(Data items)
· · · · · · ·
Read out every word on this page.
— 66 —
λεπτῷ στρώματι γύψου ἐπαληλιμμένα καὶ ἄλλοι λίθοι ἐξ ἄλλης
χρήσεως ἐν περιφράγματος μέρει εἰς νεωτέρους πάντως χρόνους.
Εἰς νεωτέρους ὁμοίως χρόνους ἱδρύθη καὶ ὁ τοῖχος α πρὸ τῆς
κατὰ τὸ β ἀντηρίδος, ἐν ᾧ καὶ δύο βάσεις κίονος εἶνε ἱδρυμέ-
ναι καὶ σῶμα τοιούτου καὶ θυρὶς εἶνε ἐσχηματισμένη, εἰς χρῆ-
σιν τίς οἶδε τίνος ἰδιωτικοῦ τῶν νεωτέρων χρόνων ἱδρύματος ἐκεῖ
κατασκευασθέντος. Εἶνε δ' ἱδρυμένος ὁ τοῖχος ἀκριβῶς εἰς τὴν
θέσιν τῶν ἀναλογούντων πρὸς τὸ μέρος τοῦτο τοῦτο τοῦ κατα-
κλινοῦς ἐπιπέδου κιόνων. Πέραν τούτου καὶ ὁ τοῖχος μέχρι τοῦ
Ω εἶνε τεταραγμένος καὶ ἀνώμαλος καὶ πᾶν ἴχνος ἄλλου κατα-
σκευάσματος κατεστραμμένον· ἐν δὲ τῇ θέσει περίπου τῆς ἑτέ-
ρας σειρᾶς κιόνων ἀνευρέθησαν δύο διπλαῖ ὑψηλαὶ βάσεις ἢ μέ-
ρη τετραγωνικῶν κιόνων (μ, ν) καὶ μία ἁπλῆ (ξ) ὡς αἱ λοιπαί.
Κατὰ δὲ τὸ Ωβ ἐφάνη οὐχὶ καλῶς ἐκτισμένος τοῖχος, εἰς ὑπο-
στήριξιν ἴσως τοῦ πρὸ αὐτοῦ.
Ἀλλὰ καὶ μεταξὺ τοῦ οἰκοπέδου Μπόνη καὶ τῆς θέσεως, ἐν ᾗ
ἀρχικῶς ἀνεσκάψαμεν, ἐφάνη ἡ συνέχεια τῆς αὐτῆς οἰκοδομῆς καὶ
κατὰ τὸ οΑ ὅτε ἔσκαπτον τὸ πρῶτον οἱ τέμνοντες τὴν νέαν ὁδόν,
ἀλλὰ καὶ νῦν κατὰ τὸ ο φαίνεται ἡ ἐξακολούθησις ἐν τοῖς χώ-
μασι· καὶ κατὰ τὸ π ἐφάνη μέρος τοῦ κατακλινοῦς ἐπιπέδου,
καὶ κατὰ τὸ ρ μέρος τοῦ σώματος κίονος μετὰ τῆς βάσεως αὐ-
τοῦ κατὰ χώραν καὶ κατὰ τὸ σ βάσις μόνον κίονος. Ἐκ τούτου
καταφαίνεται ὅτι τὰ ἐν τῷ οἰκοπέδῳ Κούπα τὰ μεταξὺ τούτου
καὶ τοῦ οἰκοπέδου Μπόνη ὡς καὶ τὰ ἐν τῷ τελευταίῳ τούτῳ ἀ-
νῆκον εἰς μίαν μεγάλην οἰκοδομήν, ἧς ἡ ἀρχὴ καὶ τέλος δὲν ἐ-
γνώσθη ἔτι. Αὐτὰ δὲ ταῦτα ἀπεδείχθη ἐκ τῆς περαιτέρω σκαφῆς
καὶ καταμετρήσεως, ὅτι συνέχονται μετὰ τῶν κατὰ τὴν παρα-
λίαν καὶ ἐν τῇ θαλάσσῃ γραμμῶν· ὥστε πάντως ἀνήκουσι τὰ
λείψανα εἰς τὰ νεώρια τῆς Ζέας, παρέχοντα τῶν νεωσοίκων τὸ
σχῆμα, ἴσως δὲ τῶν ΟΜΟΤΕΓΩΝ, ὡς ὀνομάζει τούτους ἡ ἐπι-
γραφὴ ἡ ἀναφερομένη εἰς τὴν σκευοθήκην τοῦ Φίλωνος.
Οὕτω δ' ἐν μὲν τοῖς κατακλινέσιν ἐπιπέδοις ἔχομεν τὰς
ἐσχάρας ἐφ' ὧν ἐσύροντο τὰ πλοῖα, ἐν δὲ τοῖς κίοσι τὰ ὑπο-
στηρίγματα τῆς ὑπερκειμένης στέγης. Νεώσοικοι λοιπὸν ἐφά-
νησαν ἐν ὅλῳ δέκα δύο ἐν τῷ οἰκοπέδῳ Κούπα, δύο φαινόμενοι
· · · · · · ·
Extract every entry above as it appears.

Full answer –
Read out every word on this page.
— 66 —
λεπτῷ στρώματι γύψου ἐπαληλιμμένα καὶ ἄλλοι λίθοι ἐξ ἄλλης
χρήσεως ἐν περιφράγματος μέρει εἰς νεωτέρους πάντως χρόνους.
Εἰς νεωτέρους ὁμοίως χρόνους ἱδρύθη καὶ ὁ τοῖχος α πρὸ τῆς
κατὰ τὸ β ἀντηρίδος, ἐν ᾧ καὶ δύο βάσεις κίονος εἶνε ἱδρυμέ-
ναι καὶ σῶμα τοιούτου καὶ θυρὶς εἶνε ἐσχηματισμένη, εἰς χρῆ-
σιν τίς οἶδε τίνος ἰδιωτικοῦ τῶν νεωτέρων χρόνων ἱδρύματος ἐκεῖ
κατασκευασθέντος. Εἶνε δ' ἱδρυμένος ὁ τοῖχος ἀκριβῶς εἰς τὴν
θέσιν τῶν ἀναλογούντων πρὸς τὸ μέρος τοῦτο τοῦτο τοῦ κατα-
κλινοῦς ἐπιπέδου κιόνων. Πέραν τούτου καὶ ὁ τοῖχος μέχρι τοῦ
Ω εἶνε τεταραγμένος καὶ ἀνώμαλος καὶ πᾶν ἴχνος ἄλλου κατα-
σκευάσματος κατεστραμμένον· ἐν δὲ τῇ θέσει περίπου τῆς ἑτέ-
ρας σειρᾶς κιόνων ἀνευρέθησαν δύο διπλαῖ ὑψηλαὶ βάσεις ἢ μέ-
ρη τετραγωνικῶν κιόνων (μ, ν) καὶ μία ἁπλῆ (ξ) ὡς αἱ λοιπαί.
Κατὰ δὲ τὸ Ωβ ἐφάνη οὐχὶ καλῶς ἐκτισμένος τοῖχος, εἰς ὑπο-
στήριξιν ἴσως τοῦ πρὸ αὐτοῦ.
Ἀλλὰ καὶ μεταξὺ τοῦ οἰκοπέδου Μπόνη καὶ τῆς θέσεως, ἐν ᾗ
ἀρχικῶς ἀνεσκάψαμεν, ἐφάνη ἡ συνέχεια τῆς αὐτῆς οἰκοδομῆς καὶ
κατὰ τὸ οΑ ὅτε ἔσκαπτον τὸ πρῶτον οἱ τέμνοντες τὴν νέαν ὁδόν,
ἀλλὰ καὶ νῦν κατὰ τὸ ο φαίνεται ἡ ἐξακολούθησις ἐν τοῖς χώ-
μασι· καὶ κατὰ τὸ π ἐφάνη μέρος τοῦ κατακλινοῦς ἐπιπέδου,
καὶ κατὰ τὸ ρ μέρος τοῦ σώματος κίονος μετὰ τῆς βάσεως αὐ-
τοῦ κατὰ χώραν καὶ κατὰ τὸ σ βάσις μόνον κίονος. Ἐκ τούτου
καταφαίνεται ὅτι τὰ ἐν τῷ οἰκοπέδῳ Κούπα τὰ μεταξὺ τούτου
καὶ τοῦ οἰκοπέδου Μπόνη ὡς καὶ τὰ ἐν τῷ τελευταίῳ τούτῳ ἀ-
νῆκον εἰς μίαν μεγάλην οἰκοδομήν, ἧς ἡ ἀρχὴ καὶ τέλος δὲν ἐ-
γνώσθη ἔτι. Αὐτὰ δὲ ταῦτα ἀπεδείχθη ἐκ τῆς περαιτέρω σκαφῆς
καὶ καταμετρήσεως, ὅτι συνέχονται μετὰ τῶν κατὰ τὴν παρα-
λίαν καὶ ἐν τῇ θαλάσσῃ γραμμῶν· ὥστε πάντως ἀνήκουσι τὰ
λείψανα εἰς τὰ νεώρια τῆς Ζέας, παρέχοντα τῶν νεωσοίκων τὸ
σχῆμα, ἴσως δὲ τῶν ΟΜΟΤΕΓΩΝ, ὡς ὀνομάζει τούτους ἡ ἐπι-
γραφὴ ἡ ἀναφερομένη εἰς τὴν σκευοθήκην τοῦ Φίλωνος.
Οὕτω δ' ἐν μὲν τοῖς κατακλινέσιν ἐπιπέδοις ἔχομεν τὰς
ἐσχάρας ἐφ' ὧν ἐσύροντο τὰ πλοῖα, ἐν δὲ τοῖς κίοσι τὰ ὑπο-
στηρίγματα τῆς ὑπερκειμένης στέγης. Νεώσοικοι λοιπὸν ἐφά-
νησαν ἐν ὅλῳ δέκα δύο ἐν τῷ οἰκοπέδῳ Κούπα, δύο φαινόμενοι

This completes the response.